WRITTEN INSTRUCTION
Show, in full, each line of the data that contains "date".

╭─ RECORD EXCERPTS

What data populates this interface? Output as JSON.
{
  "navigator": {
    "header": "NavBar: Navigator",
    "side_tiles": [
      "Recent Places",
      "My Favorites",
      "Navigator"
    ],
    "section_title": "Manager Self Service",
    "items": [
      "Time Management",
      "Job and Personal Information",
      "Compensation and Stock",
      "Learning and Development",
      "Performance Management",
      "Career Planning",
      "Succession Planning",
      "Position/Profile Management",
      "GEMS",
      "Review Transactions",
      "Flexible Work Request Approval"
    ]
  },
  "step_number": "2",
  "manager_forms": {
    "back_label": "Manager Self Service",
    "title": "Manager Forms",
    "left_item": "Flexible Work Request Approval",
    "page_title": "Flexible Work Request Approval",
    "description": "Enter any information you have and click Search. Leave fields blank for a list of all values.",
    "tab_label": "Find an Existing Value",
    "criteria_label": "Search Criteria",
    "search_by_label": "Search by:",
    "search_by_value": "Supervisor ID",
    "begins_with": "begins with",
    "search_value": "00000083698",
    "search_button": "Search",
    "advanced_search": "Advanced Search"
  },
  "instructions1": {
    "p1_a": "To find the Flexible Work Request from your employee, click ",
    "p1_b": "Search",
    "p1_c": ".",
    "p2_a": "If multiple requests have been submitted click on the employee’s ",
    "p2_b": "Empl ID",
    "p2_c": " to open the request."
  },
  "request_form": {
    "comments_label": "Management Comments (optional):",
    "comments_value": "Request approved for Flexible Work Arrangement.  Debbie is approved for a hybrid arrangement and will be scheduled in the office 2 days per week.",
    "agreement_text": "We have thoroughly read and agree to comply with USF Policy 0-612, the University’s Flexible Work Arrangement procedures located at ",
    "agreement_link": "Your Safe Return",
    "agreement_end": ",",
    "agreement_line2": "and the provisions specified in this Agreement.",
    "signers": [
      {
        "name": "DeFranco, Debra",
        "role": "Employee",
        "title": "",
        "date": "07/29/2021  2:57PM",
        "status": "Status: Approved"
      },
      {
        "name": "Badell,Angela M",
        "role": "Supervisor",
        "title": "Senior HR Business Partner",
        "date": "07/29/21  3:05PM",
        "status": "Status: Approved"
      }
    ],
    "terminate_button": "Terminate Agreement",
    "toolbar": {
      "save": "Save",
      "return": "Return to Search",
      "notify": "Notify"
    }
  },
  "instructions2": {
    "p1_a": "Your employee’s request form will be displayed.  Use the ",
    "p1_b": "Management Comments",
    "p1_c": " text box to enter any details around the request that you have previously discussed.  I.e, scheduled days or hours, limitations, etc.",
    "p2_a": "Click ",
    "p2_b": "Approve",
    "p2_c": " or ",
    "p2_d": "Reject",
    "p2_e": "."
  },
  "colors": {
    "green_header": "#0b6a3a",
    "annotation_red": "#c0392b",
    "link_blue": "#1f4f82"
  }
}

╰─

SOLUTION
        "date": "07/29/2021  2:57PM",
        "date": "07/29/21  3:05PM",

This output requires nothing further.